• Dataset content:
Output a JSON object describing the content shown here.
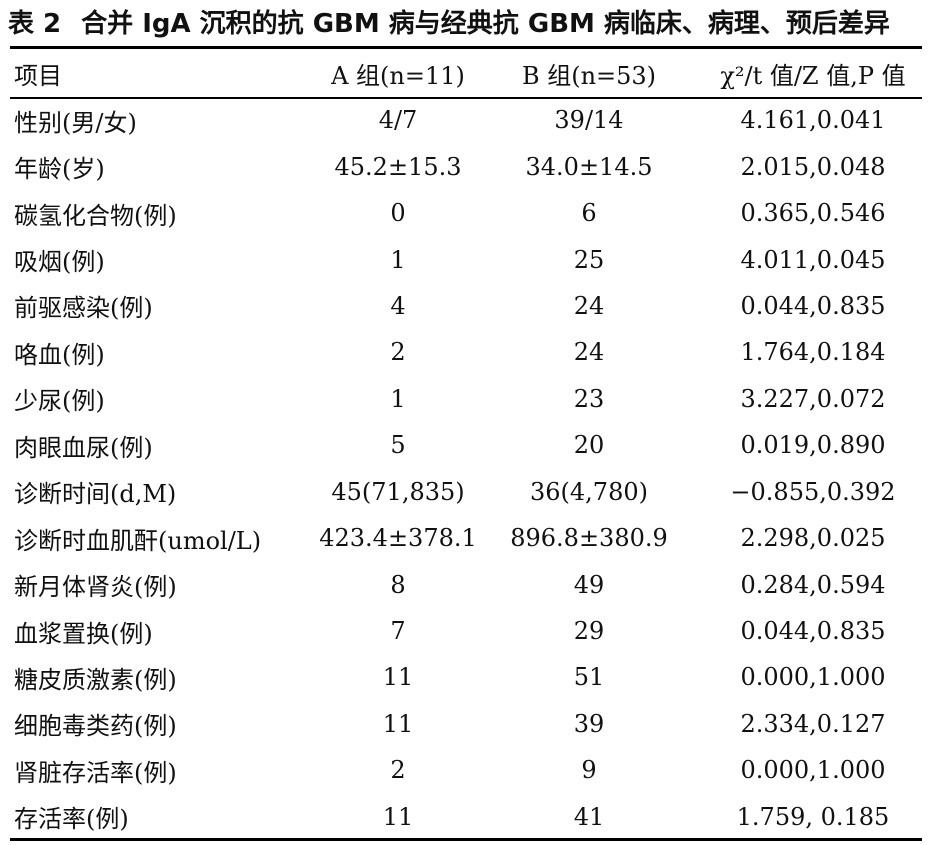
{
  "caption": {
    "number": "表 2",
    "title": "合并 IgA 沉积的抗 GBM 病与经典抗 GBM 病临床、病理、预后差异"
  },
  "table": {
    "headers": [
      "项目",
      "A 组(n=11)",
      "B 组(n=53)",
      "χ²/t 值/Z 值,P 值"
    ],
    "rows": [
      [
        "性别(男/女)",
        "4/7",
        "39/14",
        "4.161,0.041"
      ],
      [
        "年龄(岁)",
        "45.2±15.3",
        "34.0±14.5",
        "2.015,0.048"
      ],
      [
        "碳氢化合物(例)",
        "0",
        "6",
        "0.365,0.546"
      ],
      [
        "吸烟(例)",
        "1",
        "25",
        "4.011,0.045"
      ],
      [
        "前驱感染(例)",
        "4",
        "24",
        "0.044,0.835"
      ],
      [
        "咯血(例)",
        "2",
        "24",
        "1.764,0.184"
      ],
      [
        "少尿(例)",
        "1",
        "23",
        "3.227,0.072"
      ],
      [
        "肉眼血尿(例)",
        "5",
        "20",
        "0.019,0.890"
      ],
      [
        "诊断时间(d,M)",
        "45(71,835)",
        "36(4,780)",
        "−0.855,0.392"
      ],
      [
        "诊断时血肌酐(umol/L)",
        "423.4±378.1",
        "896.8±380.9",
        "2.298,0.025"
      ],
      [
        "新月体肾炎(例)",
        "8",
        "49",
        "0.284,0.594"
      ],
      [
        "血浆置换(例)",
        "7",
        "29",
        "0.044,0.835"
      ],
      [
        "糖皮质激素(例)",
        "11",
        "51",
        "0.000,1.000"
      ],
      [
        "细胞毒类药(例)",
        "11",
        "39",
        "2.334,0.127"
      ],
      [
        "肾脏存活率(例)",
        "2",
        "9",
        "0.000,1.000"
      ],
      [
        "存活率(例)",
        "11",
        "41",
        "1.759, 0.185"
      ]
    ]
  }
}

* * *

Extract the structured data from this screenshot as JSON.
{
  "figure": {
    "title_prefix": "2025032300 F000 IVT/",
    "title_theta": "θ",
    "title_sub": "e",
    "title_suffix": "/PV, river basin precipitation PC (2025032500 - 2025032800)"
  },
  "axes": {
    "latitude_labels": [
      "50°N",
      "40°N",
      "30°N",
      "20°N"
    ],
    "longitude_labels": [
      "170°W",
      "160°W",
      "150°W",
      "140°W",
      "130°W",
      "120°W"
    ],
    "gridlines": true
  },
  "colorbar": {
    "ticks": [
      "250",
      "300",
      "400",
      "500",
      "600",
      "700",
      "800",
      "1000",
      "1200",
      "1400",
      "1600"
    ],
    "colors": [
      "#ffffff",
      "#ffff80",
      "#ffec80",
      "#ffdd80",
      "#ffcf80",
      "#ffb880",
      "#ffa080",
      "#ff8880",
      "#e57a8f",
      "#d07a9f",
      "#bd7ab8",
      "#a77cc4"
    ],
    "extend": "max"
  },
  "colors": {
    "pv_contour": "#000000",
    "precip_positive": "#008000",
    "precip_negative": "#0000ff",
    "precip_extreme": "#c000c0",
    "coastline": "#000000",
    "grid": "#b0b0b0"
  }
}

• Stated problem:
Give the number of lines in the listing above that hold the string "JSON", with nothing else.

• Response to this exercise:
2